(Items listed in a dataset)
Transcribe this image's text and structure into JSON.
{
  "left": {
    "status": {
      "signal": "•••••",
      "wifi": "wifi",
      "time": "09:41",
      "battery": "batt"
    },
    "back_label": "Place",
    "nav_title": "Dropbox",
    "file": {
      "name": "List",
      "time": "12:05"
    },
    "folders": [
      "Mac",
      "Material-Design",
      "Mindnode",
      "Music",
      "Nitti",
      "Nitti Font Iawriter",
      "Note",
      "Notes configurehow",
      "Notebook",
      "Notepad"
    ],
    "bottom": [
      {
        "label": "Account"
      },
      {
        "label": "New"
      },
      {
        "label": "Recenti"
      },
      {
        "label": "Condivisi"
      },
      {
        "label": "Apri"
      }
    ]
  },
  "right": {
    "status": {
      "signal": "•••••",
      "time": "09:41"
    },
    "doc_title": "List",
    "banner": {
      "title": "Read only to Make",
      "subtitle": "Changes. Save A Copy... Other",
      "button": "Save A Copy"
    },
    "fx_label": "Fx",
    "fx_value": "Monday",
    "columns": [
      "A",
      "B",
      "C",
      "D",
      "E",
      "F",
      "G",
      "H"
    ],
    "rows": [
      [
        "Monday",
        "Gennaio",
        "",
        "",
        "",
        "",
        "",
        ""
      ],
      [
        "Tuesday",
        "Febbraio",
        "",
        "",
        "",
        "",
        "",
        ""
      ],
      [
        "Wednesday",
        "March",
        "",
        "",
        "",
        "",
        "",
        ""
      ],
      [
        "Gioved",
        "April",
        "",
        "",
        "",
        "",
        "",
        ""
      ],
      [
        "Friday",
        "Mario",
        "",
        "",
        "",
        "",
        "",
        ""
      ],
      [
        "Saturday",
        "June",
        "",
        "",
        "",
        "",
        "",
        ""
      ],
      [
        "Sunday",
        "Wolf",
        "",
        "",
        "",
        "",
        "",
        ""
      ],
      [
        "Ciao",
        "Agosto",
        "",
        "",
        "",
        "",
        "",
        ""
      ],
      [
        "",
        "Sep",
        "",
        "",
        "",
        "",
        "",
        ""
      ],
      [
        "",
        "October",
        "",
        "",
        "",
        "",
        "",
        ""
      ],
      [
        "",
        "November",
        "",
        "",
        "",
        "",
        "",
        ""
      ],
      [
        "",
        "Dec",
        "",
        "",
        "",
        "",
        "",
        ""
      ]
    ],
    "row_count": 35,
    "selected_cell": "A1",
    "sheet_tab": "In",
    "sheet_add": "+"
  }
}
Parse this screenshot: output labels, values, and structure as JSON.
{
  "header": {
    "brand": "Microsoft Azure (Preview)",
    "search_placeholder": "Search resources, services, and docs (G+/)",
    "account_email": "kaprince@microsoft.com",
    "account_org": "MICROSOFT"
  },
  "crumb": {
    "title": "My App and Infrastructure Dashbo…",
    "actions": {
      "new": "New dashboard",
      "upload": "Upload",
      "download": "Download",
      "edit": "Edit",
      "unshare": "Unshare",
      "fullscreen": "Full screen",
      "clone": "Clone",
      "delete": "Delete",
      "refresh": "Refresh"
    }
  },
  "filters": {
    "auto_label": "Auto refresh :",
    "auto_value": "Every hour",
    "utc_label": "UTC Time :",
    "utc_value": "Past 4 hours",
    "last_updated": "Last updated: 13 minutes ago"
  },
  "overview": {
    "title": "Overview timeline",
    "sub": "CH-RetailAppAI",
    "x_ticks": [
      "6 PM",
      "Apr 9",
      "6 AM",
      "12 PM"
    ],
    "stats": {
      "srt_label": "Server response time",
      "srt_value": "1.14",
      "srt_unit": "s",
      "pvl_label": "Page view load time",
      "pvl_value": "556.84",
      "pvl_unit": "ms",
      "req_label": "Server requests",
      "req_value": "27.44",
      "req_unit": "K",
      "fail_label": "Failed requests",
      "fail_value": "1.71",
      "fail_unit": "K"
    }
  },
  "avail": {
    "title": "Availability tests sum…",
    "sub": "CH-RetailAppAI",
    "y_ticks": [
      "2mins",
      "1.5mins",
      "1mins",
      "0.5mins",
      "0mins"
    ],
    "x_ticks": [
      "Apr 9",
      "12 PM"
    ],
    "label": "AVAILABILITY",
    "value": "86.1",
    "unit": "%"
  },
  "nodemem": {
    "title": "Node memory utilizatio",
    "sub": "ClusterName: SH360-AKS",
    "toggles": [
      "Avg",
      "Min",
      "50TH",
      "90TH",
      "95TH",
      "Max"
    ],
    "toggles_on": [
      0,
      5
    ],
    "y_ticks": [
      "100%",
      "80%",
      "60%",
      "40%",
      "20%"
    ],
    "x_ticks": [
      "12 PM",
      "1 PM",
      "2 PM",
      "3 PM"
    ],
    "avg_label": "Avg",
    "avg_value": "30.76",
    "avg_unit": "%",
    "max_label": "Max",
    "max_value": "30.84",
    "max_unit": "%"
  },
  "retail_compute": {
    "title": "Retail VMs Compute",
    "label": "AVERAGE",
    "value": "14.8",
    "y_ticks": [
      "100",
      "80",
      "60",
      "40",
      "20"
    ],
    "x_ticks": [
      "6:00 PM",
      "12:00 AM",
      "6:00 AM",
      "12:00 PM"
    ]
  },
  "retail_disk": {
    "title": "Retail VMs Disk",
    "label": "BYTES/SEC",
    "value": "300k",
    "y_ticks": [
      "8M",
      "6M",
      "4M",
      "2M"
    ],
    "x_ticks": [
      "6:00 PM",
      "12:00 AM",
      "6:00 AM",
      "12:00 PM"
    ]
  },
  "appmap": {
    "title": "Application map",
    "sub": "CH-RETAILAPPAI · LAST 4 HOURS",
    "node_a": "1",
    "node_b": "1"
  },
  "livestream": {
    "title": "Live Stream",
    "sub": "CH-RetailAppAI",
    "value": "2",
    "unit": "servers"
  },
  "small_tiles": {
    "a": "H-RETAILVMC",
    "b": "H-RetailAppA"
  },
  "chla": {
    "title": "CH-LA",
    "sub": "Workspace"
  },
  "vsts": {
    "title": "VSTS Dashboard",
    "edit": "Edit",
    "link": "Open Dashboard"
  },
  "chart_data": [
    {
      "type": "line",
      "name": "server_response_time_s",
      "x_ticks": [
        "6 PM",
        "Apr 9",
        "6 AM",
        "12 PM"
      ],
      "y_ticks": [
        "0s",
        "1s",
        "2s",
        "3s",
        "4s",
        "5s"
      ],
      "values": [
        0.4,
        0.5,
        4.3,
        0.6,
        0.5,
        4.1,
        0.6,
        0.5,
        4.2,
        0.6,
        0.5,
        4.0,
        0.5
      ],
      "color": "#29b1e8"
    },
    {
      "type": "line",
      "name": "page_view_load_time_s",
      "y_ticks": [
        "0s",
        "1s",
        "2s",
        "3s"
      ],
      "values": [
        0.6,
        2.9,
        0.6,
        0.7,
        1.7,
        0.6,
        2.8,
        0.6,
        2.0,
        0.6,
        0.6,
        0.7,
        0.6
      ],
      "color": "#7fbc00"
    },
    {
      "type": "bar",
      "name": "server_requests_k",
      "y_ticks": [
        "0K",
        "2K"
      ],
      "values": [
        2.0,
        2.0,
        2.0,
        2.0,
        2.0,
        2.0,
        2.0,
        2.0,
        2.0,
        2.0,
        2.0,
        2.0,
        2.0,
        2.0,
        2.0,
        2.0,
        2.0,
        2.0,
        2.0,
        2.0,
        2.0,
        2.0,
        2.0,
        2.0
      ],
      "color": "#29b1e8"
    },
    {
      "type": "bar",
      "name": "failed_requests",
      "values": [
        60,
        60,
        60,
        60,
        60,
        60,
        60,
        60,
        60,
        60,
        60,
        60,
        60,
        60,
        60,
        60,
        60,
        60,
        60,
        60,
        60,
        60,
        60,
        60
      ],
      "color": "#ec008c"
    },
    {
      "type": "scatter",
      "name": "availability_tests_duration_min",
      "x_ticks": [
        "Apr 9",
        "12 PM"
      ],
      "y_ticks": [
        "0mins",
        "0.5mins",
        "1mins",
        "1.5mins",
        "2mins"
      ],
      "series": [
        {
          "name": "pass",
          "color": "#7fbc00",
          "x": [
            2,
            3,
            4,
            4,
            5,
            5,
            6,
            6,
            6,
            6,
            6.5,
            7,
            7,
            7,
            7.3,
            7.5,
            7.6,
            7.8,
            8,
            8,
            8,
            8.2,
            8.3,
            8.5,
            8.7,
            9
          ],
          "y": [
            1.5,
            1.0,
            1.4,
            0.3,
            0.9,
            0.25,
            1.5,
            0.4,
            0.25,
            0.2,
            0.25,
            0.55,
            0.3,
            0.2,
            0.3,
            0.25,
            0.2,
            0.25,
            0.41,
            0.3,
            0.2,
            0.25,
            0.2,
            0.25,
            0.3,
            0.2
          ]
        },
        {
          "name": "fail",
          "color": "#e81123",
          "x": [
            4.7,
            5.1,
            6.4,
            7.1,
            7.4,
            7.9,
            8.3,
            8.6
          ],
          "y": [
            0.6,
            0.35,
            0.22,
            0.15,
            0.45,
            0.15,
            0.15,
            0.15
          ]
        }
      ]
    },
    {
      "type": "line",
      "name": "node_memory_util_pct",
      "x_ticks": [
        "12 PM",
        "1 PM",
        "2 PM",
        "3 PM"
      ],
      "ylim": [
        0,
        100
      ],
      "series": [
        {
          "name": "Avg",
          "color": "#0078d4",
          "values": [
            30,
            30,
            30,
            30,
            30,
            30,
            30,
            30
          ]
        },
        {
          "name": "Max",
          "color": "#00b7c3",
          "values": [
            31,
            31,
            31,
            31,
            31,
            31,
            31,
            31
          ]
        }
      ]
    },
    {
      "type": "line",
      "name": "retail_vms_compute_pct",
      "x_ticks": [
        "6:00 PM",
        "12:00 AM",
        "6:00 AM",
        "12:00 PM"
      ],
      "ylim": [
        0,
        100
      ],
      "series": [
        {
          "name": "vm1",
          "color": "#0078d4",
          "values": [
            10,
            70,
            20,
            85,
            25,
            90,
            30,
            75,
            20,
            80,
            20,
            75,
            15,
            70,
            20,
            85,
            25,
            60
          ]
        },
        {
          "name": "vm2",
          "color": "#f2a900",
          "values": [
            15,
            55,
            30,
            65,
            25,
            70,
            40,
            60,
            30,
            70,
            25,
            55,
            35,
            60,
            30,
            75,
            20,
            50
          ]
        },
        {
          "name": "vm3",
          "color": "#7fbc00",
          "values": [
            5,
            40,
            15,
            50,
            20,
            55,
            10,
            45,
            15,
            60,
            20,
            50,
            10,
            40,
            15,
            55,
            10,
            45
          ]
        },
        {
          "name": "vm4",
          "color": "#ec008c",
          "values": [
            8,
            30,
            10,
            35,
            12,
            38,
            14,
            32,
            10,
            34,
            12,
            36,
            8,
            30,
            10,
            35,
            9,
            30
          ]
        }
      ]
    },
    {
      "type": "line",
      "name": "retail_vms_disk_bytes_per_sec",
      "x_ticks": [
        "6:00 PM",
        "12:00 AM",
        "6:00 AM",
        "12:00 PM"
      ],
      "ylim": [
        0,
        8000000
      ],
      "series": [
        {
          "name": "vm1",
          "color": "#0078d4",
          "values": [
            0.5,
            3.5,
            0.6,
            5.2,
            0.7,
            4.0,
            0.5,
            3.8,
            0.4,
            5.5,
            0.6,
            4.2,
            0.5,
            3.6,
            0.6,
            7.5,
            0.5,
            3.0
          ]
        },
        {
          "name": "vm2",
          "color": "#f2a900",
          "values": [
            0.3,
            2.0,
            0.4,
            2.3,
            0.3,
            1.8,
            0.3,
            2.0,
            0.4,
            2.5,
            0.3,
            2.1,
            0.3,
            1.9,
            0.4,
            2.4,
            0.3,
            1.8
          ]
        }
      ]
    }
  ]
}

# WRITTEN EXERCISE
Identify and extract each line of the listing that contains "Copy".

# THE ANSWER
      "subtitle": "Changes. Save A Copy... Other",
      "button": "Save A Copy"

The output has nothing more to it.